Stated exercise:
Locate and copy each line in the data that contains the word "this".

[start]

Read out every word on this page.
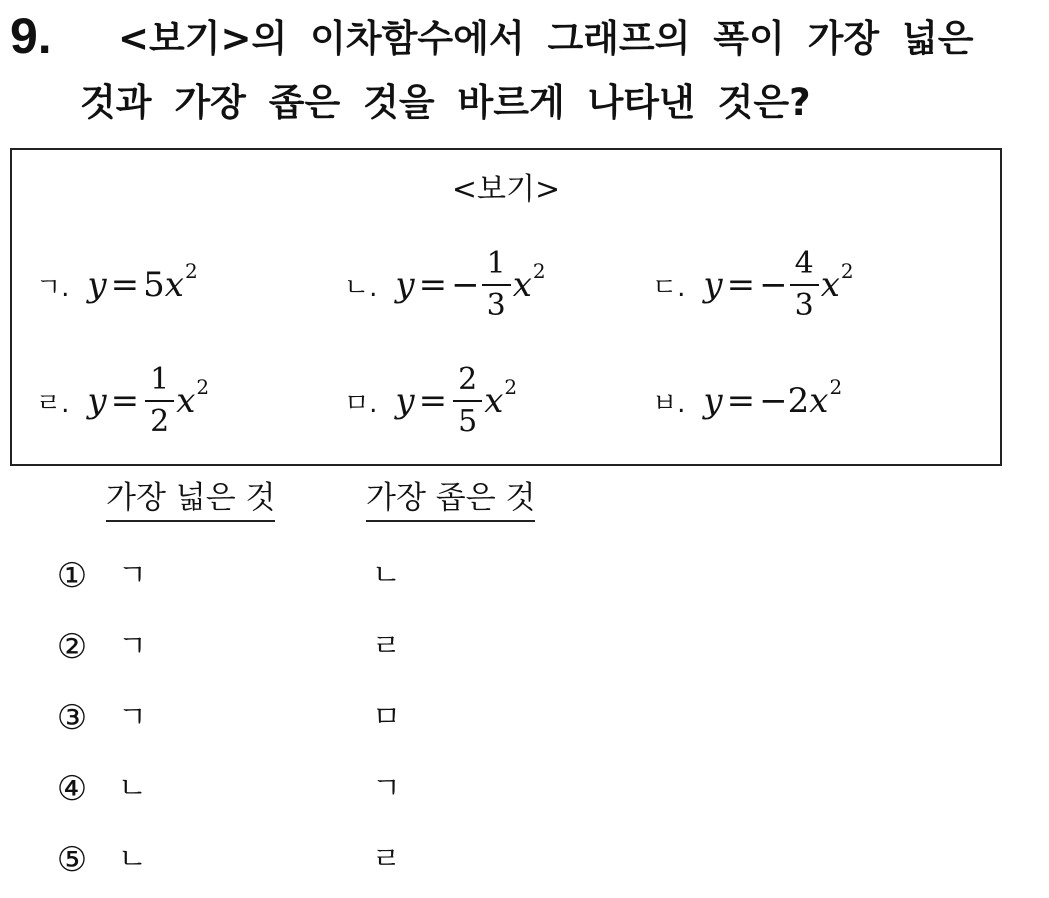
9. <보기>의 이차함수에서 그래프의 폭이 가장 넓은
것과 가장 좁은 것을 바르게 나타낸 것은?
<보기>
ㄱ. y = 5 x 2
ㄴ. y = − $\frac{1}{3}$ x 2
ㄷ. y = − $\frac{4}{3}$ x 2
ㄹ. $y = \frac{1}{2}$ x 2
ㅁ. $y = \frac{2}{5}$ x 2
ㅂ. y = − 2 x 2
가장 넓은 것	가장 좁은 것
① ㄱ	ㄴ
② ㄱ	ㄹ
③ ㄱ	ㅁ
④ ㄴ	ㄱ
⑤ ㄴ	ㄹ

[end]
[start]

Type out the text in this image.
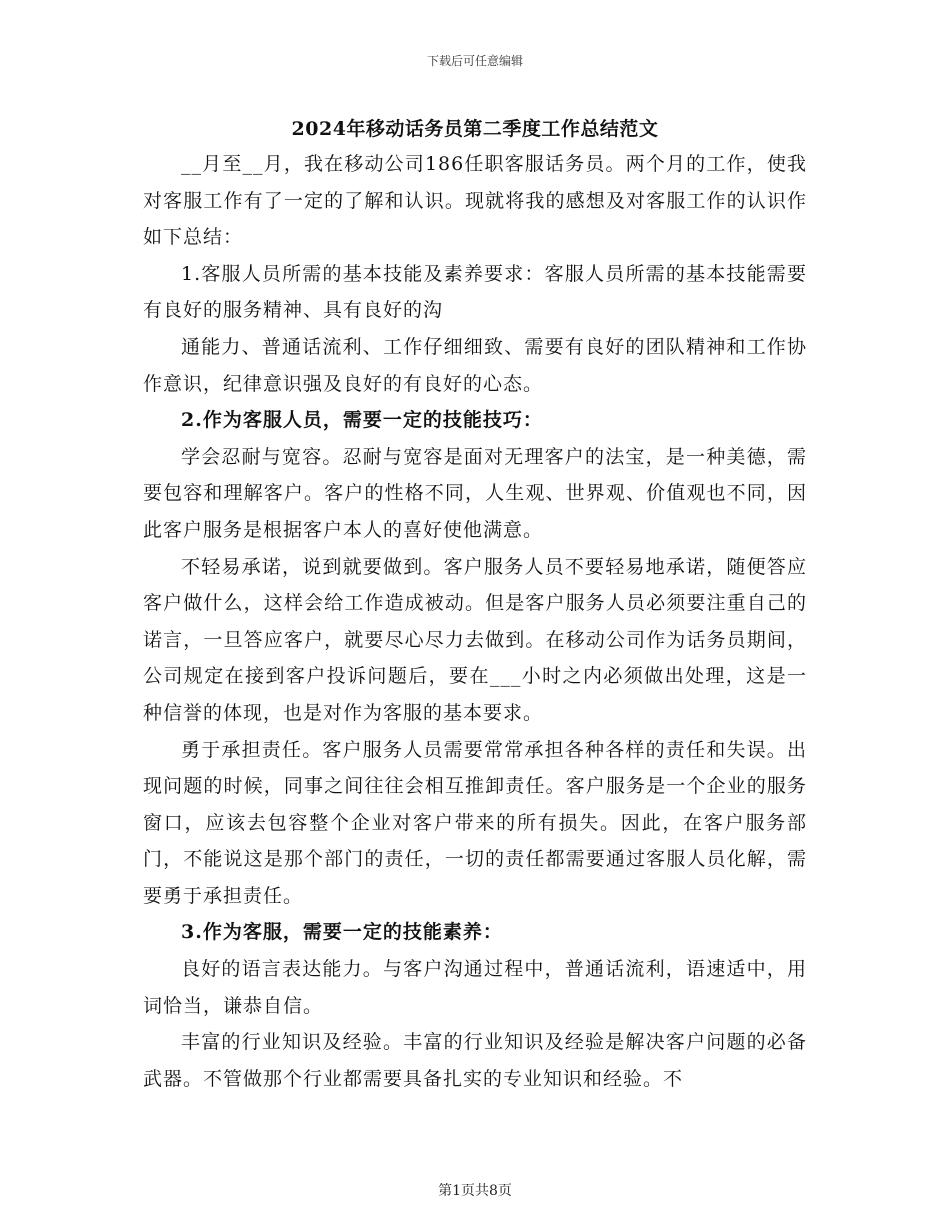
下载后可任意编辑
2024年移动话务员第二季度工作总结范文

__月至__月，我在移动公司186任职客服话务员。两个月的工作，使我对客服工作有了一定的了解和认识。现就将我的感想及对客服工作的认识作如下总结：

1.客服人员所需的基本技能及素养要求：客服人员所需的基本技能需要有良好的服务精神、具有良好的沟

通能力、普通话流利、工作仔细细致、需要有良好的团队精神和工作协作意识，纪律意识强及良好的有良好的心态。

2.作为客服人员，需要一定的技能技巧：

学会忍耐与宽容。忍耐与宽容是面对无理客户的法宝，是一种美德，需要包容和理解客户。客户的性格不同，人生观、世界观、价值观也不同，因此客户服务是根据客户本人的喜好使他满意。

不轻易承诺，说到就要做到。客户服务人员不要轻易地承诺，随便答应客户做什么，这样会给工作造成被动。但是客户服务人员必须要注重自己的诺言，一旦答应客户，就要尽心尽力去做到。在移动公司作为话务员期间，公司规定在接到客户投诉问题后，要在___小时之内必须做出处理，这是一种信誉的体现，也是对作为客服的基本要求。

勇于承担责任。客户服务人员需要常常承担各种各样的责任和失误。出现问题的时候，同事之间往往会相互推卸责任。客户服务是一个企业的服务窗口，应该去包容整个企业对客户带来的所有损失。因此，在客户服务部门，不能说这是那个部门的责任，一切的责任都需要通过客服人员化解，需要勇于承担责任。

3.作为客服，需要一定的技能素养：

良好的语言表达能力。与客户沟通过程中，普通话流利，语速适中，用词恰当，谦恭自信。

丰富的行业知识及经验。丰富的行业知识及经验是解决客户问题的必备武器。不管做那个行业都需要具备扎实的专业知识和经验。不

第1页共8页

[end]
[start]

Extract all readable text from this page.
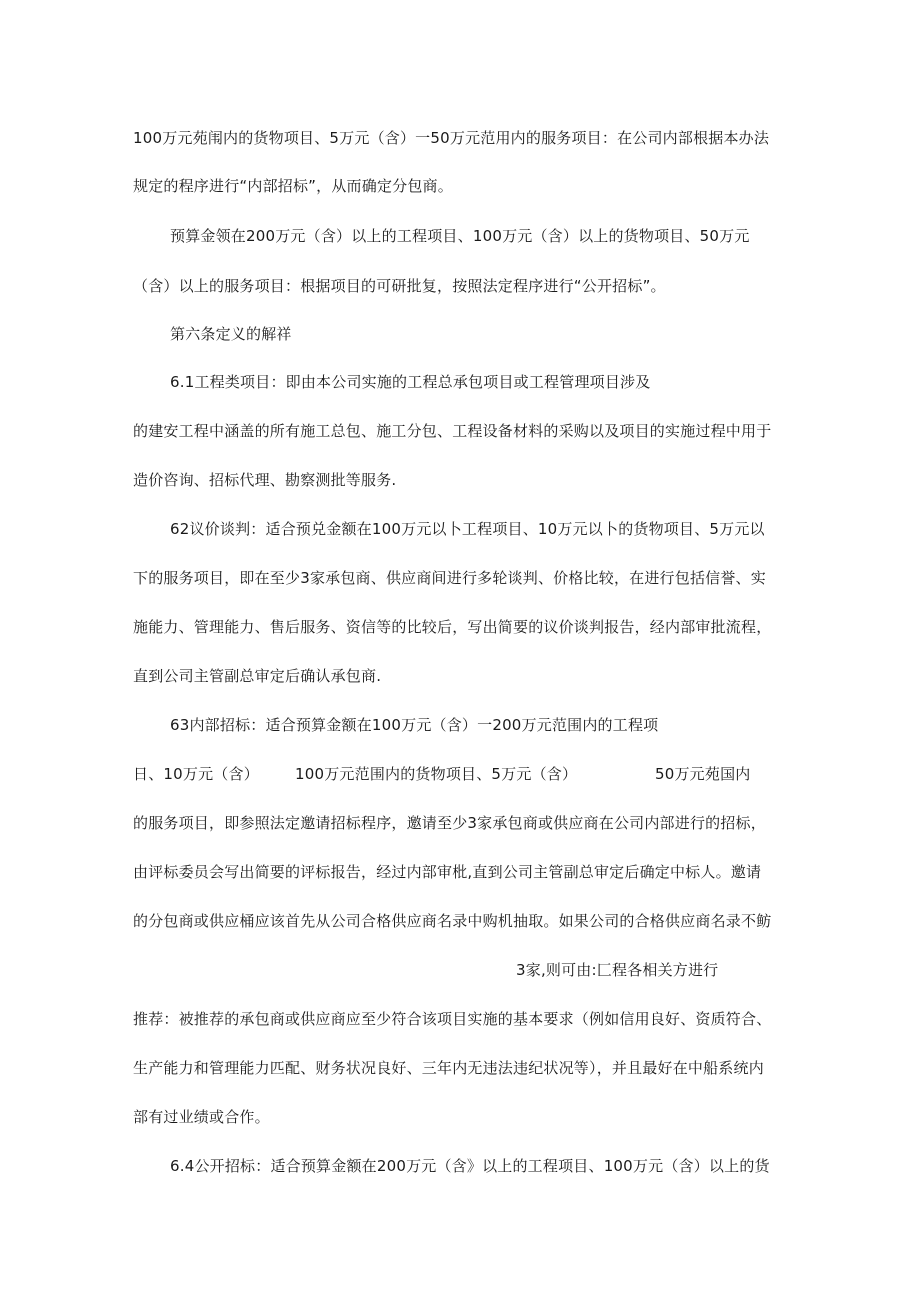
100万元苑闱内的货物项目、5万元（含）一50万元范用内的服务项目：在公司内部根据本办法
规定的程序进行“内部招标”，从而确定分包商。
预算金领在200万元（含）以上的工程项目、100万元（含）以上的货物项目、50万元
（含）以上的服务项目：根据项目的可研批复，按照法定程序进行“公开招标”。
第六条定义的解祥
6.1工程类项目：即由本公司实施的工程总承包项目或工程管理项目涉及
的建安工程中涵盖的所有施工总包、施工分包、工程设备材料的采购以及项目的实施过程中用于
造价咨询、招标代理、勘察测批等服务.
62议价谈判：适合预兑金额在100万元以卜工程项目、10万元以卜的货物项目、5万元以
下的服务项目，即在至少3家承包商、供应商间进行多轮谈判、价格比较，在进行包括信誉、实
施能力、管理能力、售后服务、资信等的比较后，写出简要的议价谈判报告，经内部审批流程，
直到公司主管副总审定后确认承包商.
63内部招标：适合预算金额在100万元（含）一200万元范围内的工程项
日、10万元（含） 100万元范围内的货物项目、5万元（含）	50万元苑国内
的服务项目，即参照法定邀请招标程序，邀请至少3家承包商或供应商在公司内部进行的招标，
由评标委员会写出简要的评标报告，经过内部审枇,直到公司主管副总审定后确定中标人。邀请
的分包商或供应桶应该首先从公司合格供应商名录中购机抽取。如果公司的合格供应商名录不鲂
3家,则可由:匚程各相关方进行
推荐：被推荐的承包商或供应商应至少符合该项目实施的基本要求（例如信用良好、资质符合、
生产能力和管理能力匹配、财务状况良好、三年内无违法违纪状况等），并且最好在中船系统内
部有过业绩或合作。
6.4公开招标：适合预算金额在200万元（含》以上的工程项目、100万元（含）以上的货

[end]

Task solution:
Read out every word on this page.
Type out the text in this image.
Extract all readable text from this page.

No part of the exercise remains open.